Text section:
•••
Facioscapulohumeral muscular dystrophy (FSHD) is a progressive neuromuscular disease

that causes muscle atrophy in skeletal muscles in regions such as: facial, arms, around the

scapula, the pelvic girdle, and legs. Both Type 1 and Type 2 of FSHD is caused by the excess

production of the DUX4 protein (FSHD Society, 2020). FSHD2 accounts for 5% of all FSHD

patients. Type 2 occurs in numerous genes, some of which have yet to be identified, the most

common being the SMCHD1 gene. Typically, the gene is fully methylated in order to prevent its

transcription. However, in the event of FSHD2, there is a lack of methylation on the gene which

allows for the polyA tail to transcribe the DNA sequence into the DUX4 RNA leading to the

DUX4 protein (Gaillard et al., 2019; Figure 1). Type 1 of FSHD is much more common,

occurring in 95% of patients. Located on the end of chromosome 4, q35 chromatin consists of

KpnI units, or repeating chunks of DNA, that make up the D4Z4 gene (Van Der Maarel & Frants,

2005). Each KpnI unit contains a copy of the DUX4 transcription factor which can only be

translated into DUX4 RNA with a polyA tail. Normally, the polyA tail is too far to be able to

reach the units to transcribe them, however, FSHD1 patients contain an abnormally shortened

D4Z4 sequence due to the deletion of some KpnI units; this allows the polyA tail to be closer to

the KpnI units and promote DUX4 RNA to be manufactured and create protein (Figure 1). In

both types of FSHD, the abundance of the DUX4 transcription factor formed by either the

deletion of KpnI units or lack of methylation, goes on to further affect other proteins that are

synthesized (FSHD Society, 2020).
•••
(Document layout analysis data)
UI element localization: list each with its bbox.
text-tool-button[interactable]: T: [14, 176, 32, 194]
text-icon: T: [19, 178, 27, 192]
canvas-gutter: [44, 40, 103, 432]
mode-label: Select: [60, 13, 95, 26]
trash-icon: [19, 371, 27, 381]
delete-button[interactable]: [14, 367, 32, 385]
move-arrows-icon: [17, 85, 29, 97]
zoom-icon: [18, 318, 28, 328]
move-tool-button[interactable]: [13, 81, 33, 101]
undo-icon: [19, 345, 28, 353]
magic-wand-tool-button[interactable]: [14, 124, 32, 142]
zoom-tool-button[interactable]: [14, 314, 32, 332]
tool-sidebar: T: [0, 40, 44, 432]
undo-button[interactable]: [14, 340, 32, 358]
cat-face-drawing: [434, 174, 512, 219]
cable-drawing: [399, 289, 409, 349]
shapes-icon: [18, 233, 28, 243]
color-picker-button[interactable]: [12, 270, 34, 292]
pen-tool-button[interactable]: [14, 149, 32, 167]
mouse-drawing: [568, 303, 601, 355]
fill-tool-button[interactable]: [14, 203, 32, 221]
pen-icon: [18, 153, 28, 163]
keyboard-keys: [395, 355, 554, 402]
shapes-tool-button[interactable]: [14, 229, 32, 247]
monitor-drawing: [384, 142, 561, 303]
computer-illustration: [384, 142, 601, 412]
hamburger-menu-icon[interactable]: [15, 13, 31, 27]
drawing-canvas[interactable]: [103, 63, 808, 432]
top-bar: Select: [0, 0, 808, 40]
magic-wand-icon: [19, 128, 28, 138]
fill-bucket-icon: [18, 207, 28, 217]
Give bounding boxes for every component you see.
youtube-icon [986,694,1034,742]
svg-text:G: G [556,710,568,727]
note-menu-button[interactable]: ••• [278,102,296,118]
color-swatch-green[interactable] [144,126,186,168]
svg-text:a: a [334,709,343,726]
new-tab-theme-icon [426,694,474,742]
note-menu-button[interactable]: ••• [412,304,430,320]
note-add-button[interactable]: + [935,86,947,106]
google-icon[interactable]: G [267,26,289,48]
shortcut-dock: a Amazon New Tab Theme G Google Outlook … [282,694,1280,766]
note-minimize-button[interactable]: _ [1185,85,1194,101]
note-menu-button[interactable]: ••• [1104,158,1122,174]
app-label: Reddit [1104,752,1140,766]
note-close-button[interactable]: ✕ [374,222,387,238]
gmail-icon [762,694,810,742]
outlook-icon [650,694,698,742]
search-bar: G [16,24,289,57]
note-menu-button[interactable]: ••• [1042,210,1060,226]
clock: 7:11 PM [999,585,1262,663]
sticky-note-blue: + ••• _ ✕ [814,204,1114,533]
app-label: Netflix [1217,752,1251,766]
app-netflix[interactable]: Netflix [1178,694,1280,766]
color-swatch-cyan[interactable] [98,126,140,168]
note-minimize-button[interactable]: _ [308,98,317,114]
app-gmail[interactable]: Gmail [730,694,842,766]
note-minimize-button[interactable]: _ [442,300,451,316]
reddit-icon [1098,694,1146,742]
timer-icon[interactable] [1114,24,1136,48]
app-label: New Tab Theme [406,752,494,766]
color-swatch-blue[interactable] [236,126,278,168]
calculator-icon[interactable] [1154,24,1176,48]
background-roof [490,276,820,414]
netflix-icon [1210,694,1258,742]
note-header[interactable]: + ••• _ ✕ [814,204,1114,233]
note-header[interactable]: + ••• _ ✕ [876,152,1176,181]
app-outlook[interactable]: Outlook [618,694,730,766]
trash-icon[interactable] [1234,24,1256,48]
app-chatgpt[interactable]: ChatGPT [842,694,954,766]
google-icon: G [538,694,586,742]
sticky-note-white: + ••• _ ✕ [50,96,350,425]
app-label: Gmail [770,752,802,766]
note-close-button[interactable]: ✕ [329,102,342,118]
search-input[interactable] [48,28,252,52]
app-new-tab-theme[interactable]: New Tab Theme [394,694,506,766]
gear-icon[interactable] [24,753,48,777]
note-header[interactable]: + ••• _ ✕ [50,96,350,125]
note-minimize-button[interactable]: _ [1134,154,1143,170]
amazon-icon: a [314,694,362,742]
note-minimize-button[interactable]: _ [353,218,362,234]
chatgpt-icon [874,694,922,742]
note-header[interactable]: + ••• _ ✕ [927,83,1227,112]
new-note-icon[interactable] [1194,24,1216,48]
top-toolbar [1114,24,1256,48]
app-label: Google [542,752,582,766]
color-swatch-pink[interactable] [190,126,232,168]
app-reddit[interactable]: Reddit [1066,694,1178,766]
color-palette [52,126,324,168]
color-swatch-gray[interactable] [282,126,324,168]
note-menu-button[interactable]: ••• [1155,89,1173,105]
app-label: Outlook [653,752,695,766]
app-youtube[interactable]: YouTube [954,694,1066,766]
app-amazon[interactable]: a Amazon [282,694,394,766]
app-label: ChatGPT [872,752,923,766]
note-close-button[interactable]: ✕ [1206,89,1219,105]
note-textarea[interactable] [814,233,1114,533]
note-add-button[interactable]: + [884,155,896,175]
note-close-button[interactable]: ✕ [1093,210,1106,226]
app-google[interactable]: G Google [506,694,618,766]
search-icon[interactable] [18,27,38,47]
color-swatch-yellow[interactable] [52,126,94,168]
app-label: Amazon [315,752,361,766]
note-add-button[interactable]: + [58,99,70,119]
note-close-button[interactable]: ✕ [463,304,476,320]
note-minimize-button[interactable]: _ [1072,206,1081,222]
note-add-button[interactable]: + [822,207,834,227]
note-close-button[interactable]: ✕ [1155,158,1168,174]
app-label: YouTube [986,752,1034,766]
•••
Problem 1: List every body region that the FSHD passage names as a site of muscle atrophy.
Problem 2: According to the FSHD passage, where is q35 chromatin located?
This material was taken from a separate source.

Written solution 1: Facial, arms, around the scapula, the pelvic girdle, legs

Written solution 2: On the end of chromosome 4.